* _REQUIRED WORK_
Count lines with "Energy" in them. Report only the total.

=== DATA PROVIDED ===

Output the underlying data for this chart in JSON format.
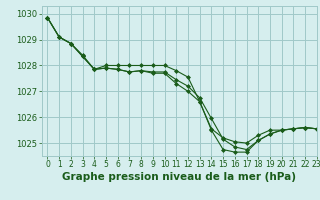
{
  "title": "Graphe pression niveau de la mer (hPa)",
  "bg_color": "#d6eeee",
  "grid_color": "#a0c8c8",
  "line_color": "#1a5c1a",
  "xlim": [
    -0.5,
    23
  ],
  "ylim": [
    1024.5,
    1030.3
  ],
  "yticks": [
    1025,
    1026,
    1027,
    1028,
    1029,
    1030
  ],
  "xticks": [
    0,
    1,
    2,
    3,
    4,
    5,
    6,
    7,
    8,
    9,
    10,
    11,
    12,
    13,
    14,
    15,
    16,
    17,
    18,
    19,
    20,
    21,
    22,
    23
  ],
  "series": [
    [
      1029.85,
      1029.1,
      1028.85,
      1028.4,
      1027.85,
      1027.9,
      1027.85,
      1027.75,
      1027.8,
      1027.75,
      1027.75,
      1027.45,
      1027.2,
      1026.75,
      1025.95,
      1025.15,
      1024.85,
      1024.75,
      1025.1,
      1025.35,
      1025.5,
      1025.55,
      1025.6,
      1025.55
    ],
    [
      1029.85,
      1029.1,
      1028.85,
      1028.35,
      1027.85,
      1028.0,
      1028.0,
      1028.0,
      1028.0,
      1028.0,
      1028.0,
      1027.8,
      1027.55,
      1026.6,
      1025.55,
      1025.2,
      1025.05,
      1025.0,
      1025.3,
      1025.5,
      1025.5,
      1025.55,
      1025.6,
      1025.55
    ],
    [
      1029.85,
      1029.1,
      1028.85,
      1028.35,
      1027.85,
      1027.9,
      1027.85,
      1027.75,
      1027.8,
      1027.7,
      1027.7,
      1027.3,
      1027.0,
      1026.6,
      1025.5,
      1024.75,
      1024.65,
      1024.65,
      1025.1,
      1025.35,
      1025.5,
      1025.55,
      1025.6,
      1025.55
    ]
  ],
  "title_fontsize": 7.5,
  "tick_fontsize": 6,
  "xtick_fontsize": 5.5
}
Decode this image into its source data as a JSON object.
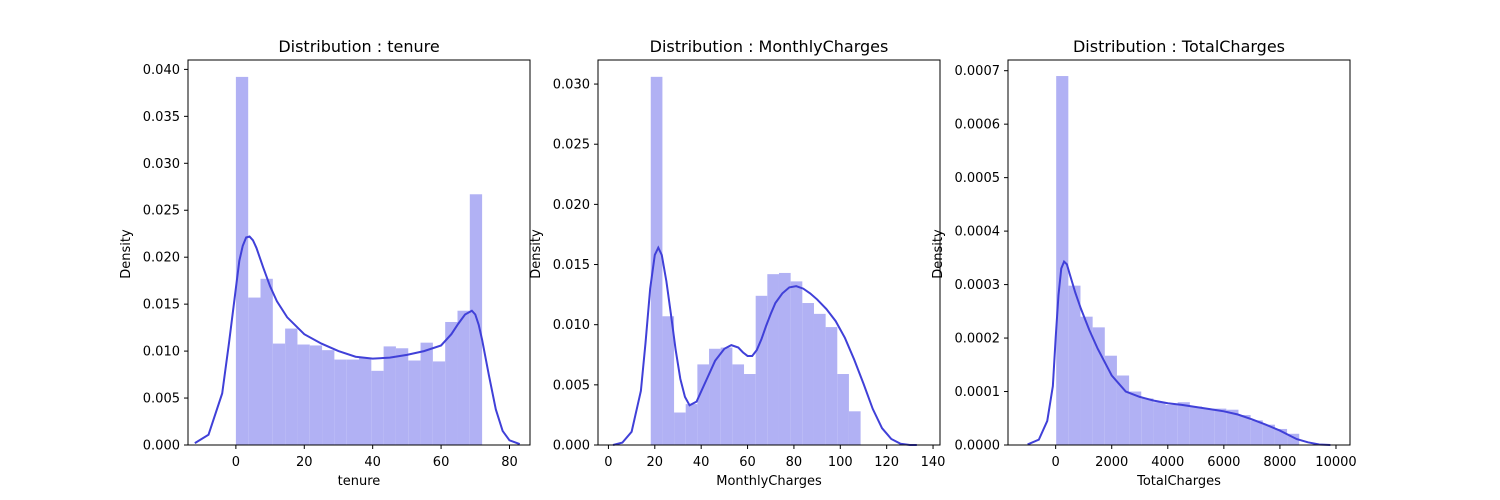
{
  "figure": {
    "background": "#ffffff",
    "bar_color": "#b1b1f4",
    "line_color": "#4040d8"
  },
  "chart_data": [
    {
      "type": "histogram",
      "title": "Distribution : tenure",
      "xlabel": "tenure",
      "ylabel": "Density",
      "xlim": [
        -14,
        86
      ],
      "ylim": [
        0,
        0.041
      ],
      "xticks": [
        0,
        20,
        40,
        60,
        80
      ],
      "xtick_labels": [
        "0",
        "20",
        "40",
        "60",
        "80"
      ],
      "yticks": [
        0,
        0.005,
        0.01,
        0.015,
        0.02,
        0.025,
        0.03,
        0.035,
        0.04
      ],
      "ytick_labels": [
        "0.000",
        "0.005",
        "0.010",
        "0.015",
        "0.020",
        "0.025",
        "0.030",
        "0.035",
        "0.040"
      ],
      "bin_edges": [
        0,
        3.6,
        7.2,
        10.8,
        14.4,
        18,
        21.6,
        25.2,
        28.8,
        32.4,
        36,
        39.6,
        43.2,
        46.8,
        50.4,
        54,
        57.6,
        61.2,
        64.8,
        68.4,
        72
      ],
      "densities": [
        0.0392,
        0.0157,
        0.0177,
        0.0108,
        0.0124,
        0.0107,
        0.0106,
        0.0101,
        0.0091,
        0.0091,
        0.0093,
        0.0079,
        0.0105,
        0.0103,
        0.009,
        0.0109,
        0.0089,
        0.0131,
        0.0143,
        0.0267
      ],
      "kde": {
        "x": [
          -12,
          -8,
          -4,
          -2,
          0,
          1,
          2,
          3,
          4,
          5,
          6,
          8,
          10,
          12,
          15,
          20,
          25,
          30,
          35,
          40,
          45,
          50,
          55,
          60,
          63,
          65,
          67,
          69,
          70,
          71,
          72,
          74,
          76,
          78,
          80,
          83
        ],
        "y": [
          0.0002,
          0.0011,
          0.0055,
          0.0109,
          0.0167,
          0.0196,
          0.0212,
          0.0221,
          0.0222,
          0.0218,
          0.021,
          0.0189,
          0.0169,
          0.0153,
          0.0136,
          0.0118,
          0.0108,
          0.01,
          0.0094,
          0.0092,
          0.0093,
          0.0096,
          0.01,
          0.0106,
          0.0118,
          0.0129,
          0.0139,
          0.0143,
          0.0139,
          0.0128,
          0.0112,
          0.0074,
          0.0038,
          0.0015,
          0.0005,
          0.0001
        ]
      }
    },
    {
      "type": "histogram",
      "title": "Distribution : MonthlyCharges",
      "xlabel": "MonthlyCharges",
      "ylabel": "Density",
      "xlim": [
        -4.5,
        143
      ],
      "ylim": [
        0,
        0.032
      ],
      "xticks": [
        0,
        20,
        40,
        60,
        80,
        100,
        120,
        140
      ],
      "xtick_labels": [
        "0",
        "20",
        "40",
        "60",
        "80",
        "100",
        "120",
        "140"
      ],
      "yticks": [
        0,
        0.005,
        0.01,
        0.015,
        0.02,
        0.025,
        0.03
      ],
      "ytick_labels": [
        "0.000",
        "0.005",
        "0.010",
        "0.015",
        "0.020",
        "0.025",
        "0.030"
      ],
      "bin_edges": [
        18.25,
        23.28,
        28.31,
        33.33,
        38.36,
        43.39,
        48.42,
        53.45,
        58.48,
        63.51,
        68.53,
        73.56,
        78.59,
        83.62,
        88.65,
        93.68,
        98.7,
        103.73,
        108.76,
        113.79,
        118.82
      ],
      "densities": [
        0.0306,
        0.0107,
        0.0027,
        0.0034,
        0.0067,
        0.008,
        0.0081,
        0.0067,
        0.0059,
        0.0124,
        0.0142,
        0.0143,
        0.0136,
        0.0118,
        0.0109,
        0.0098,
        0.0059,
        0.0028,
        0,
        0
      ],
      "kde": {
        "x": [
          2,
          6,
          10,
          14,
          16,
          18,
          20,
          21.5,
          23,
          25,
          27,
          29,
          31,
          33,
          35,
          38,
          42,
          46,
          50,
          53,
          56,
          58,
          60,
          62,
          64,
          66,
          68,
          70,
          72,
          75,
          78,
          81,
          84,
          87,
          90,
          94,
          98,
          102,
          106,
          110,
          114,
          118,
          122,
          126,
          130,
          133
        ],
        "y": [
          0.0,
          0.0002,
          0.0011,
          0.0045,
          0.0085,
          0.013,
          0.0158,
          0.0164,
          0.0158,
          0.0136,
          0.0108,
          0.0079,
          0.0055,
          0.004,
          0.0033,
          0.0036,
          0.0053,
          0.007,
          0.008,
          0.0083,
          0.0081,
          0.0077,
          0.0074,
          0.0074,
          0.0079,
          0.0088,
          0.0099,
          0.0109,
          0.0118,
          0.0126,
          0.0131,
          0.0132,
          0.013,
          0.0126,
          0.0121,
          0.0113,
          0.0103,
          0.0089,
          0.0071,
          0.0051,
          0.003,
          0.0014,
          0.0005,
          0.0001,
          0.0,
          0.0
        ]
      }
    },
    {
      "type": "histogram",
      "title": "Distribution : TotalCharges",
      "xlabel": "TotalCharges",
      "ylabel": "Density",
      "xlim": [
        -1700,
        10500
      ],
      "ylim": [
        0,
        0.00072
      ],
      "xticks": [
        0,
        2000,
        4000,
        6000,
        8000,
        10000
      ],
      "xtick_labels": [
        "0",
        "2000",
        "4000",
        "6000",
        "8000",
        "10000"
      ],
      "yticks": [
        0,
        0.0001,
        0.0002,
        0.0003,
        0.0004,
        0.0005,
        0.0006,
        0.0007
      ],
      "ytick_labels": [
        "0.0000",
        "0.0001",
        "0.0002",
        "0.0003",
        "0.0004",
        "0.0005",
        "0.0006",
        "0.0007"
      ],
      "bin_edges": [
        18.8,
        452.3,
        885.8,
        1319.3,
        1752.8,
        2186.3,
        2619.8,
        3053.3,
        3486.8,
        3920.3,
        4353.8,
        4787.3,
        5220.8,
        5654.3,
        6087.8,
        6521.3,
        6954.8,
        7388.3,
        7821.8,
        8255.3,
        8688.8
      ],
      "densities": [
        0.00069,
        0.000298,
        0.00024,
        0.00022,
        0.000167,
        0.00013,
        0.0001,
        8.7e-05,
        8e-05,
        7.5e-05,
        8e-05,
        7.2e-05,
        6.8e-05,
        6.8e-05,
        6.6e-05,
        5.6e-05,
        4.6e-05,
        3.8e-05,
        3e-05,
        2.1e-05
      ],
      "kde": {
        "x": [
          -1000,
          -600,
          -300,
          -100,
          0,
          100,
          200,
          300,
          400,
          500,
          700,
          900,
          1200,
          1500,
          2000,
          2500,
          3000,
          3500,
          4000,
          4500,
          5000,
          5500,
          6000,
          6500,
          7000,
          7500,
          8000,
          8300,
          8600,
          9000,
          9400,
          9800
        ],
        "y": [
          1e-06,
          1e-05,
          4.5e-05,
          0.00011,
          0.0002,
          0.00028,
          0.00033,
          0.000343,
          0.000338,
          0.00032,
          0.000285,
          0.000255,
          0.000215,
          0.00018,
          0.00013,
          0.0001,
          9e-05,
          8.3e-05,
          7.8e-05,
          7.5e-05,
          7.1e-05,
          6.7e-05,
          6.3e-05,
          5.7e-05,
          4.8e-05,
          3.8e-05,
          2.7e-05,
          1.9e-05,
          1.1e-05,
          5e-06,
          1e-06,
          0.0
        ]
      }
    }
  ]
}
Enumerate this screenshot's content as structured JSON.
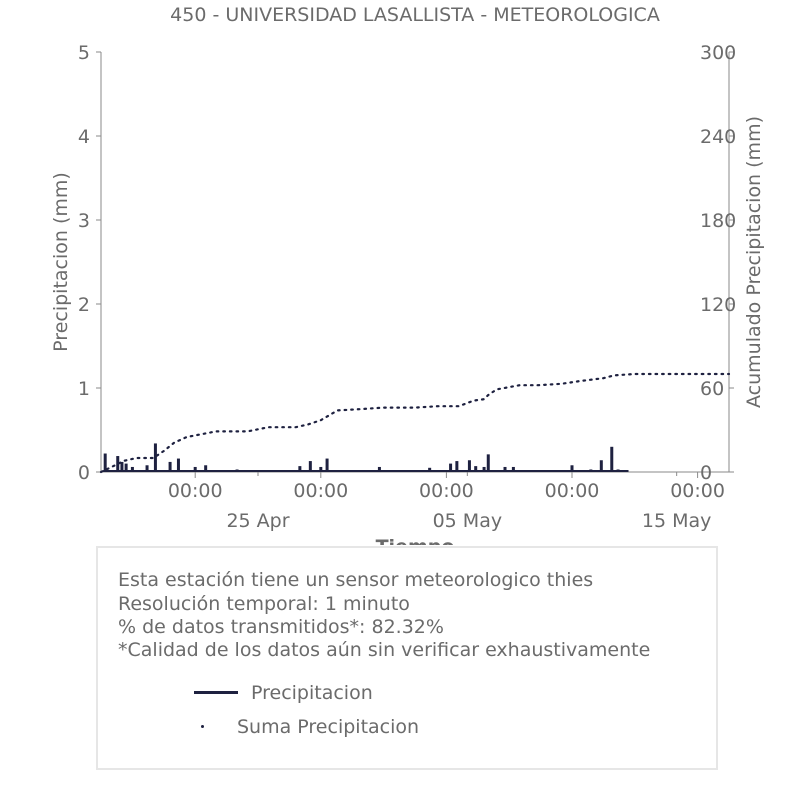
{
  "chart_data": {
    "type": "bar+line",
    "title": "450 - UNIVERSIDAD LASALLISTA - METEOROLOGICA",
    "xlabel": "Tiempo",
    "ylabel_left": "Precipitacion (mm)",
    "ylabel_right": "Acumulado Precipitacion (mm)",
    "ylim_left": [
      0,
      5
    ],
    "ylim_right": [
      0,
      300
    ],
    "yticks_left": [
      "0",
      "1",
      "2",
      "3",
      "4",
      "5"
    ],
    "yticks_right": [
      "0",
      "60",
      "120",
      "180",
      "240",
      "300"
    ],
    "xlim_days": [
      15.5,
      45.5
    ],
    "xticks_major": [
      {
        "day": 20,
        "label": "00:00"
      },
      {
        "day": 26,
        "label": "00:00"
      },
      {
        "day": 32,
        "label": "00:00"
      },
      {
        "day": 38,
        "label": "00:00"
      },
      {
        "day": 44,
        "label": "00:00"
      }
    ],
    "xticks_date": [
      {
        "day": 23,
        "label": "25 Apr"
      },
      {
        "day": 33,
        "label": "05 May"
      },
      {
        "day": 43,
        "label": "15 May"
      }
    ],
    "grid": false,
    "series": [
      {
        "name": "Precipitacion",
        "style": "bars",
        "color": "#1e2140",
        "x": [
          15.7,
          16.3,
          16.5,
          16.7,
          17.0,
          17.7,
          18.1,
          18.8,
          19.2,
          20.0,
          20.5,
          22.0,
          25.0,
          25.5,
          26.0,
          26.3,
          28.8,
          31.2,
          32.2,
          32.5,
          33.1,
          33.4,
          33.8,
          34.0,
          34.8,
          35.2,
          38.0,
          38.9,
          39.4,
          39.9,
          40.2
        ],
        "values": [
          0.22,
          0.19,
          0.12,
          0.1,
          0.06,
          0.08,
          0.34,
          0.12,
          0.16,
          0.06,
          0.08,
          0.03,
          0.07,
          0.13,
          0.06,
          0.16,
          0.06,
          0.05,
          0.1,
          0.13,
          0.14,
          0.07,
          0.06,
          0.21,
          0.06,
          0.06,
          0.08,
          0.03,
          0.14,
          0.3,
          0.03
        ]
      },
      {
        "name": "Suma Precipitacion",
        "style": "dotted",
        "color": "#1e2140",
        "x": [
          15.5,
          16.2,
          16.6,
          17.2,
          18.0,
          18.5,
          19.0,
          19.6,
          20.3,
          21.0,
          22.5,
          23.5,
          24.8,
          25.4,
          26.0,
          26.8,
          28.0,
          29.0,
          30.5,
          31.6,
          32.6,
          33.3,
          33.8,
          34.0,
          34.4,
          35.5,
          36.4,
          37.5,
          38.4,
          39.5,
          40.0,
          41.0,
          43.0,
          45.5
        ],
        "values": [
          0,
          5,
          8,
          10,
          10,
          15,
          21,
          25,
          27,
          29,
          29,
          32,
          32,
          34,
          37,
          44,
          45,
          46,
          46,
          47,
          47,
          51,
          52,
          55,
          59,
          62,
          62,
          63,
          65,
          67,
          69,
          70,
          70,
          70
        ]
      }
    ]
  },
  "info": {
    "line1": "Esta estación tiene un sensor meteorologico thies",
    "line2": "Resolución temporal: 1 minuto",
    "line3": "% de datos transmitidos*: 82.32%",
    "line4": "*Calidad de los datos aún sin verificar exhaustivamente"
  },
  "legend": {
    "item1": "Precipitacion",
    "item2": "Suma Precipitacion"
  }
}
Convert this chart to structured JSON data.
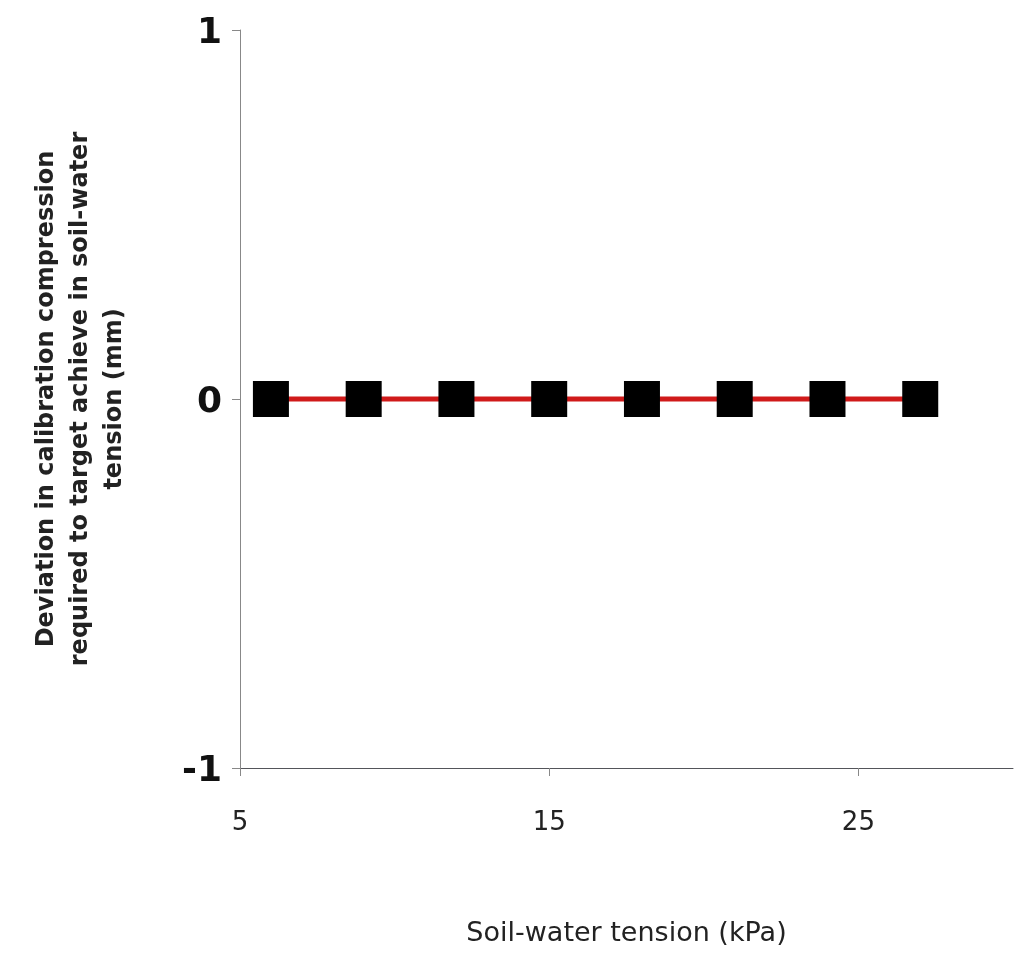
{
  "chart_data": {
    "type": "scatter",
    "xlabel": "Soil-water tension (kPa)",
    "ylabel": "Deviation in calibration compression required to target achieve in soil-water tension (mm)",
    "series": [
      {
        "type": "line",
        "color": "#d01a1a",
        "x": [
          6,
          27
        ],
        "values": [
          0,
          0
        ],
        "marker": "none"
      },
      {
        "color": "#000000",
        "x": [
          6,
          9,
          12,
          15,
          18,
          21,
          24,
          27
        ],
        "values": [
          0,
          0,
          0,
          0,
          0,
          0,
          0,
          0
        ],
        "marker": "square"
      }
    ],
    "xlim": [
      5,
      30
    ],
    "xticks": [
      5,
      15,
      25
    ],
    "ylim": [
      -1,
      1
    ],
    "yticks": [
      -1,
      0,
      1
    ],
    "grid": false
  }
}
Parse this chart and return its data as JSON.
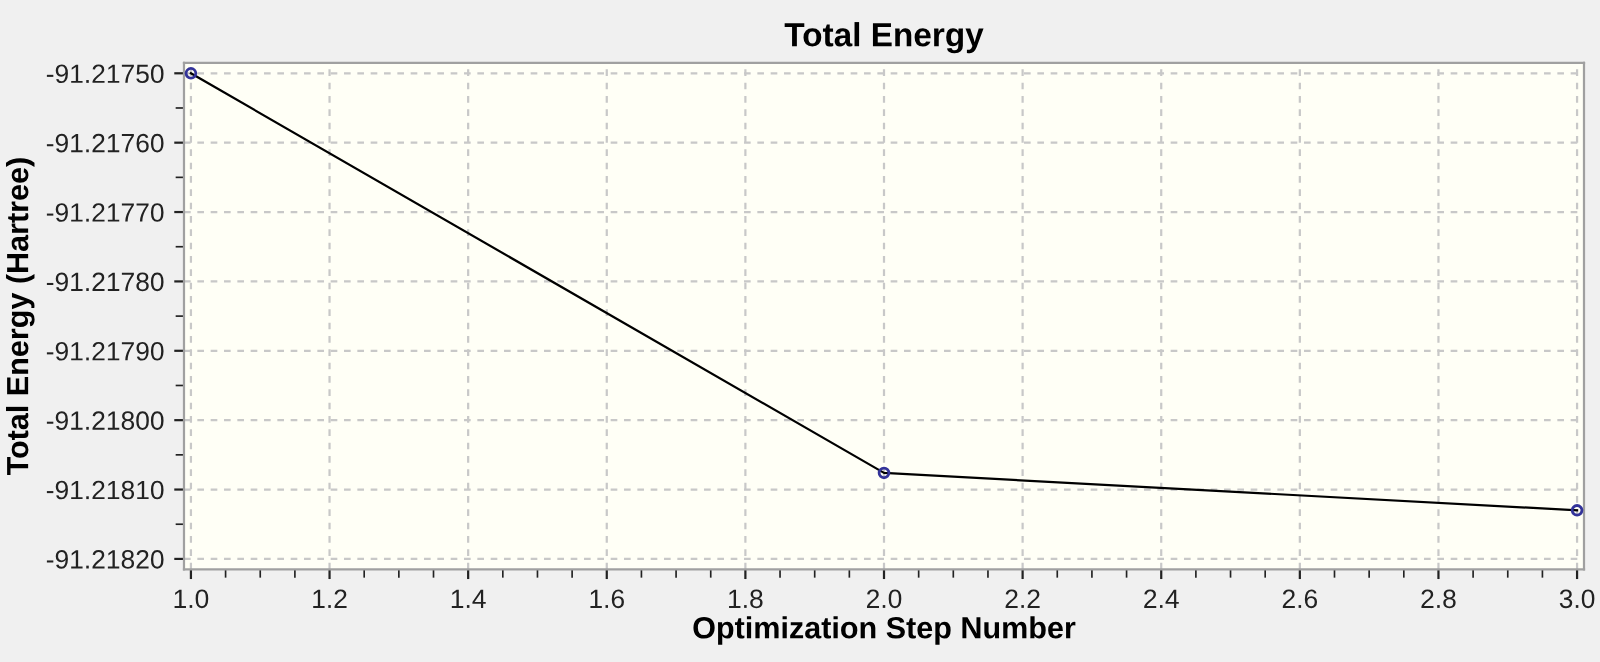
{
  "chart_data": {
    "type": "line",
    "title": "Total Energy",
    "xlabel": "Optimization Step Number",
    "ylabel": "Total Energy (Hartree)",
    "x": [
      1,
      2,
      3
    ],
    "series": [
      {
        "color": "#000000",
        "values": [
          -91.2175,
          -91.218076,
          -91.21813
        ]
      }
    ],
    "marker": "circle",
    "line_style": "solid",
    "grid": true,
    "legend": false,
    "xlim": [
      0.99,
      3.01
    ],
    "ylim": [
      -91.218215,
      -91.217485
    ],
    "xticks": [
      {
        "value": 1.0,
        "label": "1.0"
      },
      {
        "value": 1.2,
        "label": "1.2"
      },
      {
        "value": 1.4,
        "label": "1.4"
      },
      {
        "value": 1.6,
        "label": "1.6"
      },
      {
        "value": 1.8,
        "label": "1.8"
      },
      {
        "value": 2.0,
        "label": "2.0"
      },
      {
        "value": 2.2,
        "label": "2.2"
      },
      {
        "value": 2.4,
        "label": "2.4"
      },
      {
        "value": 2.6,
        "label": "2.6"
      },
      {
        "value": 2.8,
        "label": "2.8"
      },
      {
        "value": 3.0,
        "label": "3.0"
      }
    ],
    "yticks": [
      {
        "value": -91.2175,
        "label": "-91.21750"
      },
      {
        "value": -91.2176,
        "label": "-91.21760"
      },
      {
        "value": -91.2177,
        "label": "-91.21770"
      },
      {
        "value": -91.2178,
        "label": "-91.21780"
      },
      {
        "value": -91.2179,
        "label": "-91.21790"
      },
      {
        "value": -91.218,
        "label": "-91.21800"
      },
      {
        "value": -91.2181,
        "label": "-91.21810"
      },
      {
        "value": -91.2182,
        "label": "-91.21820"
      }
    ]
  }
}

===

* _FULL OUTPUT_
2